→ Goal:
Nothing but the lines from the one that contains "OCR this image." through the end of the listing should appear, set down exactly.

→ Extracted entries:
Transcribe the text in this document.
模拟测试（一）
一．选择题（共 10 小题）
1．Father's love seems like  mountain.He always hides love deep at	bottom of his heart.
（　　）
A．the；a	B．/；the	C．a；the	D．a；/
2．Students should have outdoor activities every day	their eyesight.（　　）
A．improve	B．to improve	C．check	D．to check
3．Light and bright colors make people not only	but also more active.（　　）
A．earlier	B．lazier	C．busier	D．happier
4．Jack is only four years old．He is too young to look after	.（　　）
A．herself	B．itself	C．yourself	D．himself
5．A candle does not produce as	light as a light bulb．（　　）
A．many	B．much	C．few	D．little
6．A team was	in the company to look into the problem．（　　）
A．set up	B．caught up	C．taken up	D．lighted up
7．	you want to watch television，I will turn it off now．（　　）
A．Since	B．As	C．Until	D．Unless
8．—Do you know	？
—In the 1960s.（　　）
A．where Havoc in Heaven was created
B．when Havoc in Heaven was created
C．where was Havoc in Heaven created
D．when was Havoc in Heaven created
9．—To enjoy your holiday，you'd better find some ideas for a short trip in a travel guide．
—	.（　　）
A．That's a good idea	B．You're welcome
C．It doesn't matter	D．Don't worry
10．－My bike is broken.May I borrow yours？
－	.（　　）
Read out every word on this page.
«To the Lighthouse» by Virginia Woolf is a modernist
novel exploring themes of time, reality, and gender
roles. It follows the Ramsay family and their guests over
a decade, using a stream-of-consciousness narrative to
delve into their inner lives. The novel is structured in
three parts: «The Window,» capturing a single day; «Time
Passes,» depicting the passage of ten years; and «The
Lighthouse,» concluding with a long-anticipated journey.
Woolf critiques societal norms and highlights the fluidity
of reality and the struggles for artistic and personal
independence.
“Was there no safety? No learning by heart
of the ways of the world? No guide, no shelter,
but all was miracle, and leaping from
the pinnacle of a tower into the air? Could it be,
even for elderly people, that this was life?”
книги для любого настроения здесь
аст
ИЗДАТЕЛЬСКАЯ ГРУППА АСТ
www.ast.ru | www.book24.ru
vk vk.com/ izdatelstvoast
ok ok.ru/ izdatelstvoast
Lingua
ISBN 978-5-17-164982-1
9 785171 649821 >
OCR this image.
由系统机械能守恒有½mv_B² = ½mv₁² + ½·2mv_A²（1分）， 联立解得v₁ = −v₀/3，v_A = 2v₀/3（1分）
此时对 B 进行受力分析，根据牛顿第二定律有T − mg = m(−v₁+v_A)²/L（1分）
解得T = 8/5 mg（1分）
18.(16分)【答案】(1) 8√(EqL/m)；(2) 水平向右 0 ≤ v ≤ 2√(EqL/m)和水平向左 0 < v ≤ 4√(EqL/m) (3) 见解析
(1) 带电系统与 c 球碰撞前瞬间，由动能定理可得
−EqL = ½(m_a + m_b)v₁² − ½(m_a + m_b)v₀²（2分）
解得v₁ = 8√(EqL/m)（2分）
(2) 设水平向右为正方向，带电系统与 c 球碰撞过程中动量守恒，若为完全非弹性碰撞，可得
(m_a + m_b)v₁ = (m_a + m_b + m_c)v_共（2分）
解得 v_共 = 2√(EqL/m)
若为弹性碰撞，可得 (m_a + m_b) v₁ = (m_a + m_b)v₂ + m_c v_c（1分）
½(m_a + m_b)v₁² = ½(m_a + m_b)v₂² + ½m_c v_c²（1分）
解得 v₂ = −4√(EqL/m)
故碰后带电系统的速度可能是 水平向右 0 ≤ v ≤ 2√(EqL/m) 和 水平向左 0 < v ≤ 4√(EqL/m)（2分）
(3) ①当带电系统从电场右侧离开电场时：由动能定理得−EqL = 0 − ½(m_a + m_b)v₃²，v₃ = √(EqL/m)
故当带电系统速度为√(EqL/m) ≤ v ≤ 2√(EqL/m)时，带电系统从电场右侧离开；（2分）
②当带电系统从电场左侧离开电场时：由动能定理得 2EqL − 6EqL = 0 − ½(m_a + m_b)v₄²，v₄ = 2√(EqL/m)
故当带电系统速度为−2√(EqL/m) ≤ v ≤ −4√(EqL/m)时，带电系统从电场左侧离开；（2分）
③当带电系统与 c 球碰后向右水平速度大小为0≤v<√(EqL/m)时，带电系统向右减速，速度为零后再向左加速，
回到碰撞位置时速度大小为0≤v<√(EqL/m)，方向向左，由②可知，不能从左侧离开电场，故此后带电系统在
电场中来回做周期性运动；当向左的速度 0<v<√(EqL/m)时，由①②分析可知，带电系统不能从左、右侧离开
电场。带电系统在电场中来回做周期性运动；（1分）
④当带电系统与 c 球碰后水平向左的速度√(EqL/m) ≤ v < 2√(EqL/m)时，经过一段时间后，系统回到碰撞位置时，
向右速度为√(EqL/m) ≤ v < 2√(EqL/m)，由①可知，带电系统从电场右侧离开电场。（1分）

→ Correct answer:
OCR this image.
由系统机械能守恒有½mv_B² = ½mv₁² + ½·2mv_A²（1分）， 联立解得v₁ = −v₀/3，v_A = 2v₀/3（1分）
此时对 B 进行受力分析，根据牛顿第二定律有T − mg = m(−v₁+v_A)²/L（1分）
解得T = 8/5 mg（1分）
18.(16分)【答案】(1) 8√(EqL/m)；(2) 水平向右 0 ≤ v ≤ 2√(EqL/m)和水平向左 0 < v ≤ 4√(EqL/m) (3) 见解析
(1) 带电系统与 c 球碰撞前瞬间，由动能定理可得
−EqL = ½(m_a + m_b)v₁² − ½(m_a + m_b)v₀²（2分）
解得v₁ = 8√(EqL/m)（2分）
(2) 设水平向右为正方向，带电系统与 c 球碰撞过程中动量守恒，若为完全非弹性碰撞，可得
(m_a + m_b)v₁ = (m_a + m_b + m_c)v_共（2分）
解得 v_共 = 2√(EqL/m)
若为弹性碰撞，可得 (m_a + m_b) v₁ = (m_a + m_b)v₂ + m_c v_c（1分）
½(m_a + m_b)v₁² = ½(m_a + m_b)v₂² + ½m_c v_c²（1分）
解得 v₂ = −4√(EqL/m)
故碰后带电系统的速度可能是 水平向右 0 ≤ v ≤ 2√(EqL/m) 和 水平向左 0 < v ≤ 4√(EqL/m)（2分）
(3) ①当带电系统从电场右侧离开电场时：由动能定理得−EqL = 0 − ½(m_a + m_b)v₃²，v₃ = √(EqL/m)
故当带电系统速度为√(EqL/m) ≤ v ≤ 2√(EqL/m)时，带电系统从电场右侧离开；（2分）
②当带电系统从电场左侧离开电场时：由动能定理得 2EqL − 6EqL = 0 − ½(m_a + m_b)v₄²，v₄ = 2√(EqL/m)
故当带电系统速度为−2√(EqL/m) ≤ v ≤ −4√(EqL/m)时，带电系统从电场左侧离开；（2分）
③当带电系统与 c 球碰后向右水平速度大小为0≤v<√(EqL/m)时，带电系统向右减速，速度为零后再向左加速，
回到碰撞位置时速度大小为0≤v<√(EqL/m)，方向向左，由②可知，不能从左侧离开电场，故此后带电系统在
电场中来回做周期性运动；当向左的速度 0<v<√(EqL/m)时，由①②分析可知，带电系统不能从左、右侧离开
电场。带电系统在电场中来回做周期性运动；（1分）
④当带电系统与 c 球碰后水平向左的速度√(EqL/m) ≤ v < 2√(EqL/m)时，经过一段时间后，系统回到碰撞位置时，
向右速度为√(EqL/m) ≤ v < 2√(EqL/m)，由①可知，带电系统从电场右侧离开电场。（1分）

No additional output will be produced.